* [Work instructions]
An exact copy of the records is required, minus the pictures they hold.

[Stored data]
◇ ◇ ◇

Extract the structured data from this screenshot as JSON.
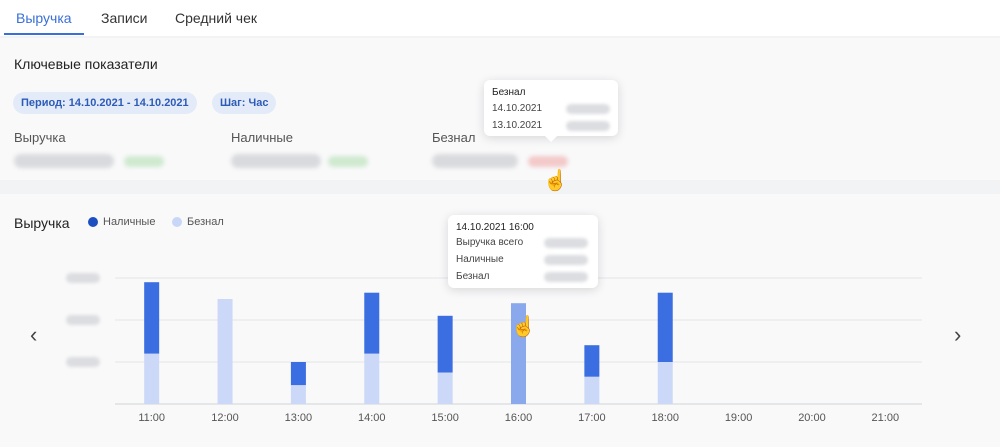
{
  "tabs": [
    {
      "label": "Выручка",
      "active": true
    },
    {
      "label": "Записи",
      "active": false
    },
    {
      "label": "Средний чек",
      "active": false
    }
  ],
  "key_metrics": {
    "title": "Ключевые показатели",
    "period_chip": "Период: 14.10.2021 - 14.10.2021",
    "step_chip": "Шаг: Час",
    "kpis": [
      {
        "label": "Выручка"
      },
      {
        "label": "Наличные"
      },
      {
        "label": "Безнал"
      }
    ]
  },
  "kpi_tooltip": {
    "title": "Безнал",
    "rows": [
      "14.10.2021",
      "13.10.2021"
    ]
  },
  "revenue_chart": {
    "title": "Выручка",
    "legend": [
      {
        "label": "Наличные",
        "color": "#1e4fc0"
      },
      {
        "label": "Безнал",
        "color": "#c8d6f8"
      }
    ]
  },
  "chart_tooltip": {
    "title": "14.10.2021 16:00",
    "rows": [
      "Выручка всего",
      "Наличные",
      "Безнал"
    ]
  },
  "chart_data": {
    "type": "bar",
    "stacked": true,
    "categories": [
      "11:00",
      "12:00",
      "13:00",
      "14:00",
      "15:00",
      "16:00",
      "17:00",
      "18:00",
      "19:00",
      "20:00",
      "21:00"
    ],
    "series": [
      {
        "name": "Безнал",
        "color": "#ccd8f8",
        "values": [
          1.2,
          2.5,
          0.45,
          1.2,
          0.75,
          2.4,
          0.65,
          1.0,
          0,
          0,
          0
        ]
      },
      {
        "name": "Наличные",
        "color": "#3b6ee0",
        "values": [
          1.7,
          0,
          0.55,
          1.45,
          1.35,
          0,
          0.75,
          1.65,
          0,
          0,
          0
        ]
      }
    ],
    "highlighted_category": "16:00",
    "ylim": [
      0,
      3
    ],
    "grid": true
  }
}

◇ ◇ ◇

* [Result of the exercise]
Extract the structured data from this screenshot as JSON.
{
  "tabs": [
    {
      "label": "Выручка",
      "active": true
    },
    {
      "label": "Записи",
      "active": false
    },
    {
      "label": "Средний чек",
      "active": false
    }
  ],
  "key_metrics": {
    "title": "Ключевые показатели",
    "period_chip": "Период: 14.10.2021 - 14.10.2021",
    "step_chip": "Шаг: Час",
    "kpis": [
      {
        "label": "Выручка"
      },
      {
        "label": "Наличные"
      },
      {
        "label": "Безнал"
      }
    ]
  },
  "kpi_tooltip": {
    "title": "Безнал",
    "rows": [
      "14.10.2021",
      "13.10.2021"
    ]
  },
  "revenue_chart": {
    "title": "Выручка",
    "legend": [
      {
        "label": "Наличные",
        "color": "#1e4fc0"
      },
      {
        "label": "Безнал",
        "color": "#c8d6f8"
      }
    ]
  },
  "chart_tooltip": {
    "title": "14.10.2021 16:00",
    "rows": [
      "Выручка всего",
      "Наличные",
      "Безнал"
    ]
  },
  "chart_data": {
    "type": "bar",
    "stacked": true,
    "categories": [
      "11:00",
      "12:00",
      "13:00",
      "14:00",
      "15:00",
      "16:00",
      "17:00",
      "18:00",
      "19:00",
      "20:00",
      "21:00"
    ],
    "series": [
      {
        "name": "Безнал",
        "color": "#ccd8f8",
        "values": [
          1.2,
          2.5,
          0.45,
          1.2,
          0.75,
          2.4,
          0.65,
          1.0,
          0,
          0,
          0
        ]
      },
      {
        "name": "Наличные",
        "color": "#3b6ee0",
        "values": [
          1.7,
          0,
          0.55,
          1.45,
          1.35,
          0,
          0.75,
          1.65,
          0,
          0,
          0
        ]
      }
    ],
    "highlighted_category": "16:00",
    "ylim": [
      0,
      3
    ],
    "grid": true
  }
}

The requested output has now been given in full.